TASK BRIEF> Find every line in the records that holds the string "JSON". Copy each one.

DATA PROVIDED start

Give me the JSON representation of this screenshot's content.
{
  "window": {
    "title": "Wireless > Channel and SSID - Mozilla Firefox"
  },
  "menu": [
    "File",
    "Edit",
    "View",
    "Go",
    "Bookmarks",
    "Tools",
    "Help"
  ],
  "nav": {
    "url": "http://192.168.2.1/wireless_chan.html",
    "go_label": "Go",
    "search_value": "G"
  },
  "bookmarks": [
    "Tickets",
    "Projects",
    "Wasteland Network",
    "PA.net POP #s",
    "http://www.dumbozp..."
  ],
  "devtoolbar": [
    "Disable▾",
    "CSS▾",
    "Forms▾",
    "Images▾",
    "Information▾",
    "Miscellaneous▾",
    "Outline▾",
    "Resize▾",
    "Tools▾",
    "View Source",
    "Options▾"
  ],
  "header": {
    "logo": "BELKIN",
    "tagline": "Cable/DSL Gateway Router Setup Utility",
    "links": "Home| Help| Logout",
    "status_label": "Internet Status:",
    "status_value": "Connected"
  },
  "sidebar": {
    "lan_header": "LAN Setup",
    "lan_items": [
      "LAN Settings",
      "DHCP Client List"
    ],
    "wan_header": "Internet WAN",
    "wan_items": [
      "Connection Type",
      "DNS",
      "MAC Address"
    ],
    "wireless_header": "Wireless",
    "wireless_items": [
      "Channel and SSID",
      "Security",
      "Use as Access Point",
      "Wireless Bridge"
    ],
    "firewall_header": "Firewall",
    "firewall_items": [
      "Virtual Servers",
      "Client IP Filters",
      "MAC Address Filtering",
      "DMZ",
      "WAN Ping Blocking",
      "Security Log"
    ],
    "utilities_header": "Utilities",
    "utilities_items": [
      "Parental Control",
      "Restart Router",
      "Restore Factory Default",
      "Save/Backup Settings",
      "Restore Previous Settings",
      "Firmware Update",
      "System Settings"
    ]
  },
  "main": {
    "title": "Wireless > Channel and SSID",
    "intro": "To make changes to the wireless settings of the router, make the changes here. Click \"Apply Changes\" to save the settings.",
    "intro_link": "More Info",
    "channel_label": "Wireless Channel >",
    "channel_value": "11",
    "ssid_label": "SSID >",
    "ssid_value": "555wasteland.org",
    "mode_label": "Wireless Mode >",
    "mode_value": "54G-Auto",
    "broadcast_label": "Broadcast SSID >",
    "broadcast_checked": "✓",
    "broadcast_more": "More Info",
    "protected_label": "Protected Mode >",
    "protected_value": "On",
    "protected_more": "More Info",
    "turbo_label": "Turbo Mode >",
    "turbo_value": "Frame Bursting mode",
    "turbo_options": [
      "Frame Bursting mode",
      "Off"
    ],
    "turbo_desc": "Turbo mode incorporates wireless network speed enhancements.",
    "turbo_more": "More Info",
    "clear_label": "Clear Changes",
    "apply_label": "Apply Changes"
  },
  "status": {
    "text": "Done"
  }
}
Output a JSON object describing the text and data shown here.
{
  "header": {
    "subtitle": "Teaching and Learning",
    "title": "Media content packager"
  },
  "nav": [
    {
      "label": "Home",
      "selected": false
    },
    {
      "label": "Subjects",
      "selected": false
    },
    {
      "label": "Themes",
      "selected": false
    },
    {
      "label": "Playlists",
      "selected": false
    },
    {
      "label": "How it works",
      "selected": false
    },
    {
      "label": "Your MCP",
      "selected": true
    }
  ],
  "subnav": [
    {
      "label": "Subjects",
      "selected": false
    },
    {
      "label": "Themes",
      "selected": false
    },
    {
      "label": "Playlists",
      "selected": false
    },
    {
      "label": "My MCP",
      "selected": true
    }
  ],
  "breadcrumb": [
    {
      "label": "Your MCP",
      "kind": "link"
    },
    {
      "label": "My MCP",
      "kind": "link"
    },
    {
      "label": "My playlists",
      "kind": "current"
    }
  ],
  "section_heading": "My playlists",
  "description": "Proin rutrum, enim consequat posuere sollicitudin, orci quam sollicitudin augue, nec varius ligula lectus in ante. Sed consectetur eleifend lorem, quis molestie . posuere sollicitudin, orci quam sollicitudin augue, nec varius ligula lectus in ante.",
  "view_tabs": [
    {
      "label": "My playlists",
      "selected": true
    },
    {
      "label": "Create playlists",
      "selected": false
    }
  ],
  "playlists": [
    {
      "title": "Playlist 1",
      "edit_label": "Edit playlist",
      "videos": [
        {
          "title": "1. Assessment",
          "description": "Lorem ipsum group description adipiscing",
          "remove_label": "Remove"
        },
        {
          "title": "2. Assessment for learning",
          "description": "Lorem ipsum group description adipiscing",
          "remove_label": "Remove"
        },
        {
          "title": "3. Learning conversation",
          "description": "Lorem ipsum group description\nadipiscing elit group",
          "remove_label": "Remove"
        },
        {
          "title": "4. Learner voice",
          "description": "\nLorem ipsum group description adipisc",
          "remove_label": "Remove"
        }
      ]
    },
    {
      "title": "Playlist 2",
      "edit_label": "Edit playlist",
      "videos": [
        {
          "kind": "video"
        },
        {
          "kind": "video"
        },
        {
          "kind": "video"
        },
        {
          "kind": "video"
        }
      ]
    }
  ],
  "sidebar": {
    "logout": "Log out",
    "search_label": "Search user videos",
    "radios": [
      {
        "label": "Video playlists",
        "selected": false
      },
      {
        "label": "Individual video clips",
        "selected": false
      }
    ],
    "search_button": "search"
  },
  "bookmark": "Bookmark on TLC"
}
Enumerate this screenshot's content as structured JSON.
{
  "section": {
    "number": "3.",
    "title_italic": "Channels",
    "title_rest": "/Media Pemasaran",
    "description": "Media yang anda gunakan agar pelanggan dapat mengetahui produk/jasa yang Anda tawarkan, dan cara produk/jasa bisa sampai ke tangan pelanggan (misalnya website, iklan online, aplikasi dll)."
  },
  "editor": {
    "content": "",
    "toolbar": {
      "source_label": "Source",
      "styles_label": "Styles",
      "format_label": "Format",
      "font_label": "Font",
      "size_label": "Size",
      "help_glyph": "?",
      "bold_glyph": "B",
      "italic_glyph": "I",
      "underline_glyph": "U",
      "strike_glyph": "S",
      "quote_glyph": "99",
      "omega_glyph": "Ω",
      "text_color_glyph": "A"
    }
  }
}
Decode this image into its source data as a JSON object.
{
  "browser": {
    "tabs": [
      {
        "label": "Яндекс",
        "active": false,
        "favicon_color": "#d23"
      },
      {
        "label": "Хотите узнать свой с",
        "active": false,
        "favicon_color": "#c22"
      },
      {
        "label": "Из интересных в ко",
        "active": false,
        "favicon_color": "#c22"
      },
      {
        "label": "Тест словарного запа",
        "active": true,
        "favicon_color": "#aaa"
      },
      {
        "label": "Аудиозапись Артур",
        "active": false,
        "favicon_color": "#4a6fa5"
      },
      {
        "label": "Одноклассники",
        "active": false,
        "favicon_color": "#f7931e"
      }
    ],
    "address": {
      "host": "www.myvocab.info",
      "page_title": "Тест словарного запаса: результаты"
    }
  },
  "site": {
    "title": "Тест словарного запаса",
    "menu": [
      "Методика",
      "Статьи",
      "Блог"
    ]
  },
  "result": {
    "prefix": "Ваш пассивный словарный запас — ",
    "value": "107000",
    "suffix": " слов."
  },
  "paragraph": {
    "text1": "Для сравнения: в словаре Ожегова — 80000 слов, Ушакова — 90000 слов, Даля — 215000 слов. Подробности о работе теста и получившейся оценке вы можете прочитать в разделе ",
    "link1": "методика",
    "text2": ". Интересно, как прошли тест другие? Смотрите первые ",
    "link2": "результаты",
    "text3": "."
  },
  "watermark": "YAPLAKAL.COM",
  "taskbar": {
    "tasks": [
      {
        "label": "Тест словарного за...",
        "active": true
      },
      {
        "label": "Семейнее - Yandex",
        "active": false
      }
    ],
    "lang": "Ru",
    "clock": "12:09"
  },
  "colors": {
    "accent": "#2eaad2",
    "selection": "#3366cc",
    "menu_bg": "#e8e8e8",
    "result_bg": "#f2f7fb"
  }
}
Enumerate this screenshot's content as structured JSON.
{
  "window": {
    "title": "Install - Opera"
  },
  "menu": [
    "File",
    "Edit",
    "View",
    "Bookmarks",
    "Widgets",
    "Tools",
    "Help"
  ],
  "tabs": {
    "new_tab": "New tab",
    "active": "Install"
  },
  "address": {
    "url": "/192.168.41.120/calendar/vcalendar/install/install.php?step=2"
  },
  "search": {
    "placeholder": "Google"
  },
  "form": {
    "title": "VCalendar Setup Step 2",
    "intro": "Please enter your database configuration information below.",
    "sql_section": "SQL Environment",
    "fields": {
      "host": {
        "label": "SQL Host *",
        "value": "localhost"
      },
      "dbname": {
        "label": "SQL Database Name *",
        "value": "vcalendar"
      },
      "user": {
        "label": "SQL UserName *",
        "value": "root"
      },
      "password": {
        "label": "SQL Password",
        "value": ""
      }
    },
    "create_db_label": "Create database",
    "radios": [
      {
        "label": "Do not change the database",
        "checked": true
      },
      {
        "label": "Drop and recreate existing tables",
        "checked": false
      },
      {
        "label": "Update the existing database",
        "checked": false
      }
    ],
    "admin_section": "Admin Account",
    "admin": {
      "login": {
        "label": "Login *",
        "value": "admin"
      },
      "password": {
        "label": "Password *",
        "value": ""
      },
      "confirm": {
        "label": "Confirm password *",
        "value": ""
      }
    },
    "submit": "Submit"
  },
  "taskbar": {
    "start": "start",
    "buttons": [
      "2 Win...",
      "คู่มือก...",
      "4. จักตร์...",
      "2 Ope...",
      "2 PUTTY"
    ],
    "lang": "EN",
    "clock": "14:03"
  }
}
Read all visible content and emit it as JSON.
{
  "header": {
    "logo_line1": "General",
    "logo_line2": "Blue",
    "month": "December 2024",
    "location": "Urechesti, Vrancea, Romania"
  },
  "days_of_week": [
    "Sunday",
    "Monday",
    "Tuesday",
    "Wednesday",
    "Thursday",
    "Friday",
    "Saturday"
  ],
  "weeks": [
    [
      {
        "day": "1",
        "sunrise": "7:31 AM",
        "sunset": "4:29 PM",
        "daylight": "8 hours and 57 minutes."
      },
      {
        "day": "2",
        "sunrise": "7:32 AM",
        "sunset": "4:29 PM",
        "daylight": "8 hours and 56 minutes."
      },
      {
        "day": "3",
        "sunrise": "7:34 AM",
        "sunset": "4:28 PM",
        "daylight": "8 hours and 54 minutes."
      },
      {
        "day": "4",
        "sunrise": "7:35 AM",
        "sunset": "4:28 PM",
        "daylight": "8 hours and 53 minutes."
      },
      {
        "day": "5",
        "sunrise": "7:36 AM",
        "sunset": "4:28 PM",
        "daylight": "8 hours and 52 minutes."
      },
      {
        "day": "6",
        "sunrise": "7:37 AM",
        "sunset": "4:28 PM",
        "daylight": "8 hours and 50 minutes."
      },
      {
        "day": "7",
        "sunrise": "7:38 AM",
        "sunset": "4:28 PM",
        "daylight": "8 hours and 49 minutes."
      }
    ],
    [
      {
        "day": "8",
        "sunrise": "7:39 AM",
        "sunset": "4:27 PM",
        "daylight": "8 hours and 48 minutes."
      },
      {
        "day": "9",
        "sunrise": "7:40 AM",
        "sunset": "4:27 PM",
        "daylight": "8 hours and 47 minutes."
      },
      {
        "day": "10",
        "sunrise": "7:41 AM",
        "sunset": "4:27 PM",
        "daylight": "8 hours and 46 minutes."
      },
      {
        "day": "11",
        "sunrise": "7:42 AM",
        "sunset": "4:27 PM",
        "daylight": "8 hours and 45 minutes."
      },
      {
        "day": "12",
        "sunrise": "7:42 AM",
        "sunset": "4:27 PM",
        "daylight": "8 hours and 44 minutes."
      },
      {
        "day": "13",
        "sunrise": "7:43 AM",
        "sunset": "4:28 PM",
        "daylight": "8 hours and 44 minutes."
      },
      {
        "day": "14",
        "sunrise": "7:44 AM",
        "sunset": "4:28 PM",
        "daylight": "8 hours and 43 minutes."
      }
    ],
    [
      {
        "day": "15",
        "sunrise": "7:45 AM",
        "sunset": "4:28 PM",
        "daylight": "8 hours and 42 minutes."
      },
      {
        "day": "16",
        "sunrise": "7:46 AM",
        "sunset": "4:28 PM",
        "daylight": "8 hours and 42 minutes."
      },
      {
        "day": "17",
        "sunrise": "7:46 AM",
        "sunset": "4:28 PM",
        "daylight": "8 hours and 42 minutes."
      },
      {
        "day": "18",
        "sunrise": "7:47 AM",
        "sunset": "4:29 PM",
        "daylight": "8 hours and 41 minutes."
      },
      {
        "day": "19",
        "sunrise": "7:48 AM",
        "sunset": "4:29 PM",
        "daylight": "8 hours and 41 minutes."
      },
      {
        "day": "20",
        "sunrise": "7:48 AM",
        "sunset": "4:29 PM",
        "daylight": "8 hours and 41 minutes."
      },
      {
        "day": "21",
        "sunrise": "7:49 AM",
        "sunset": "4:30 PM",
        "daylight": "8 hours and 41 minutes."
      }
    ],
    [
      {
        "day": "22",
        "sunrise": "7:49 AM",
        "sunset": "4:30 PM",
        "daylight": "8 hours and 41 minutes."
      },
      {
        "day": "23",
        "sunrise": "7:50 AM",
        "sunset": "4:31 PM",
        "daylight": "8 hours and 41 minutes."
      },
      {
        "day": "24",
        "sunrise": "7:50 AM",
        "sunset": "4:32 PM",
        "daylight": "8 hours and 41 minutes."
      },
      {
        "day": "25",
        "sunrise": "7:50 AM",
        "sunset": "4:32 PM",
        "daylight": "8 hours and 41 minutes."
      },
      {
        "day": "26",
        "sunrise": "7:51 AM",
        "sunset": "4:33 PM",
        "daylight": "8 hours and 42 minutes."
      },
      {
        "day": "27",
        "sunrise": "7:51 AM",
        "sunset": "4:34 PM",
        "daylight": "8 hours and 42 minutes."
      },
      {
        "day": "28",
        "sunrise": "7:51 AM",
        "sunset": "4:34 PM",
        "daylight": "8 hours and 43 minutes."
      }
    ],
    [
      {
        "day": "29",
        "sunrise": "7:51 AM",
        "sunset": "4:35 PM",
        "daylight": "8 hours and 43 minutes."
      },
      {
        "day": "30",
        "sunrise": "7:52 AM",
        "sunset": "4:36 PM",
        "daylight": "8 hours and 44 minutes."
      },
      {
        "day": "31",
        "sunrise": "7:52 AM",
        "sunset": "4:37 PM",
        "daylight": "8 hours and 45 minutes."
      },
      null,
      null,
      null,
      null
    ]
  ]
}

DATA PROVIDED end

OUTPUT OF THE EXERCISE>
Give me the JSON representation of this screenshot's content.
Output a JSON object describing the text and data shown here.
Enumerate this screenshot's content as structured JSON.
Decode this image into its source data as a JSON object.
Enumerate this screenshot's content as structured JSON.
Read all visible content and emit it as JSON.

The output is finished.